**SET PROBLEM**. Identify and pull out each line of the entries in which "this" occurs.

━━━━━━━━

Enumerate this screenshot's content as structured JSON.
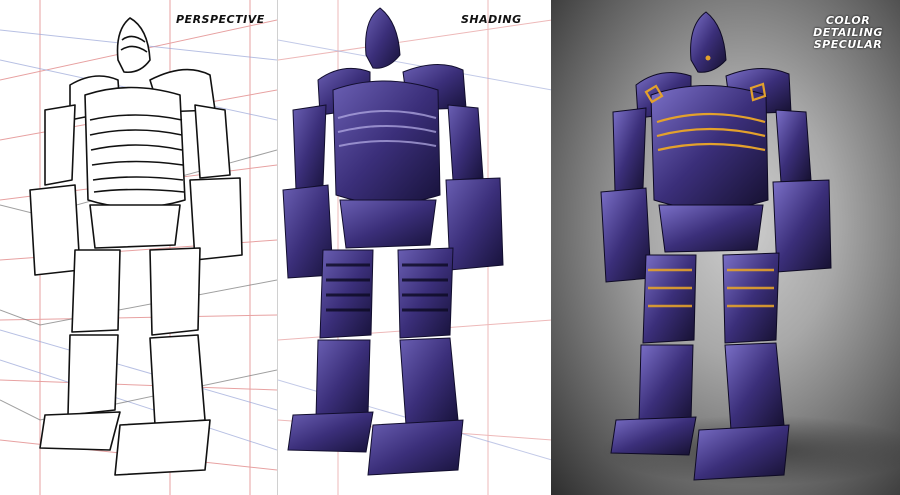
{
  "panels": [
    {
      "id": "perspective",
      "label": "PERSPECTIVE"
    },
    {
      "id": "shading",
      "label": "SHADING"
    },
    {
      "id": "color",
      "label_lines": [
        "COLOR",
        "DETAILING",
        "SPECULAR"
      ]
    }
  ],
  "colors": {
    "perspective_grid_red": "#e28a8a",
    "perspective_grid_blue": "#9aa6d8",
    "robot_purple": "#3b2f7a",
    "robot_purple_dark": "#1d1745",
    "accent_orange": "#e3a12c",
    "background_gray": "#a8a8a8"
  }
}
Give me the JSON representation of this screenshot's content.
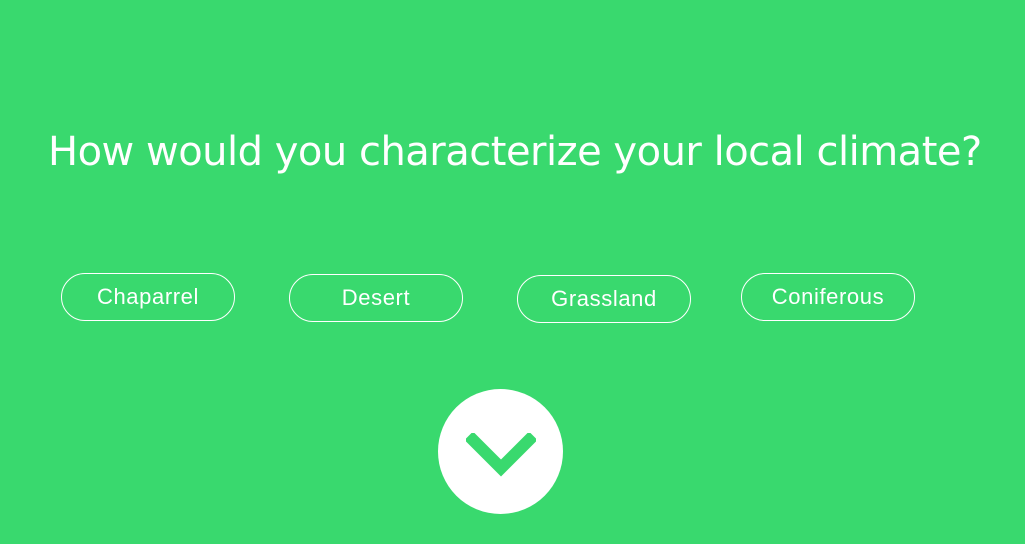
{
  "question": {
    "text": "How would you characterize your local climate?"
  },
  "options": [
    {
      "label": "Chaparrel"
    },
    {
      "label": "Desert"
    },
    {
      "label": "Grassland"
    },
    {
      "label": "Coniferous"
    }
  ],
  "next_button": {
    "icon": "chevron-down-icon"
  },
  "colors": {
    "background": "#39d96e",
    "foreground": "#ffffff"
  }
}
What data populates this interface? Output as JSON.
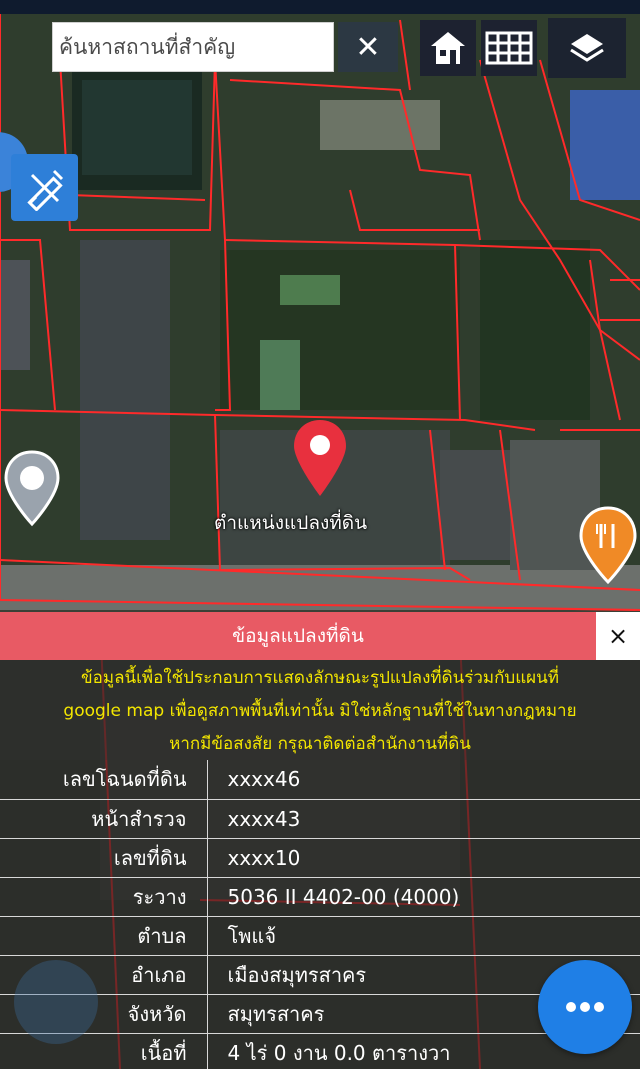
{
  "search": {
    "placeholder": "ค้นหาสถานที่สำคัญ"
  },
  "toolbar": {
    "clear_icon": "close-icon",
    "home_icon": "home-icon",
    "grid_icon": "grid-icon",
    "layers_icon": "layers-icon",
    "measure_icon": "ruler-pencil-icon"
  },
  "map": {
    "parcel_label": "ตำแหน่งแปลงที่ดิน",
    "pin_color": "#e8303e",
    "boundary_color": "#ff2a2a"
  },
  "panel": {
    "title": "ข้อมูลแปลงที่ดิน",
    "close_label": "×",
    "header_color": "#e85a64",
    "notice_color": "#f3e600",
    "notice_lines": [
      "ข้อมูลนี้เพื่อใช้ประกอบการแสดงลักษณะรูปแปลงที่ดินร่วมกับแผนที่",
      "google map เพื่อดูสภาพพื้นที่เท่านั้น มิใช่หลักฐานที่ใช้ในทางกฎหมาย",
      "หากมีข้อสงสัย กรุณาติดต่อสำนักงานที่ดิน"
    ],
    "rows": [
      {
        "label": "เลขโฉนดที่ดิน",
        "value": "xxxx46"
      },
      {
        "label": "หน้าสำรวจ",
        "value": "xxxx43"
      },
      {
        "label": "เลขที่ดิน",
        "value": "xxxx10"
      },
      {
        "label": "ระวาง",
        "value": "5036 II 4402-00 (4000)"
      },
      {
        "label": "ตำบล",
        "value": "โพแจ้"
      },
      {
        "label": "อำเภอ",
        "value": "เมืองสมุทรสาคร"
      },
      {
        "label": "จังหวัด",
        "value": "สมุทรสาคร"
      },
      {
        "label": "เนื้อที่",
        "value": "4 ไร่ 0 งาน 0.0 ตารางวา"
      }
    ]
  },
  "fab": {
    "icon": "more-dots-icon",
    "color": "#1f7fe6"
  }
}
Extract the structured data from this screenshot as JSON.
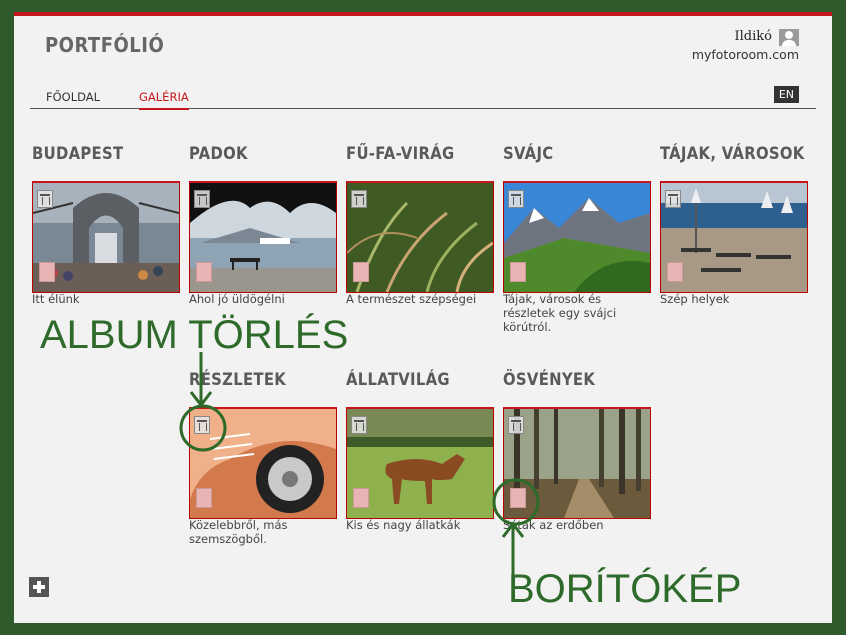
{
  "header": {
    "brand": "PORTFÓLIÓ",
    "user_name": "Ildikó",
    "site": "myfotoroom.com"
  },
  "nav": {
    "home": "FŐOLDAL",
    "gallery": "GALÉRIA",
    "lang": "EN"
  },
  "albums": [
    {
      "title": "BUDAPEST",
      "caption": "Itt élünk"
    },
    {
      "title": "PADOK",
      "caption": "Ahol jó üldögélni"
    },
    {
      "title": "FŰ-FA-VIRÁG",
      "caption": "A természet szépségei"
    },
    {
      "title": "SVÁJC",
      "caption": "Tájak, városok és részletek egy svájci körútról."
    },
    {
      "title": "TÁJAK, VÁROSOK",
      "caption": "Szép helyek"
    },
    {
      "title": "RÉSZLETEK",
      "caption": "Közelebbről, más szemszögből."
    },
    {
      "title": "ÁLLATVILÁG",
      "caption": "Kis és nagy állatkák"
    },
    {
      "title": "ÖSVÉNYEK",
      "caption": "Séták az erdőben"
    }
  ],
  "annotations": {
    "delete": "ALBUM TÖRLÉS",
    "cover": "BORÍTÓKÉP"
  },
  "colors": {
    "accent": "#c8161d",
    "annotation": "#2e6a2a",
    "frame": "#2f5a2b"
  },
  "icons": {
    "trash": "trash-icon",
    "cover": "cover-image-icon",
    "add": "plus-icon",
    "user": "user-icon"
  }
}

━━━━━━━━

**EXERCISE OUTPUT**.
Enumerate this screenshot's content as structured JSON.
Give me the JSON representation of this screenshot's content.
What data populates this interface? Output as JSON.
Extract the structured data from this screenshot as JSON.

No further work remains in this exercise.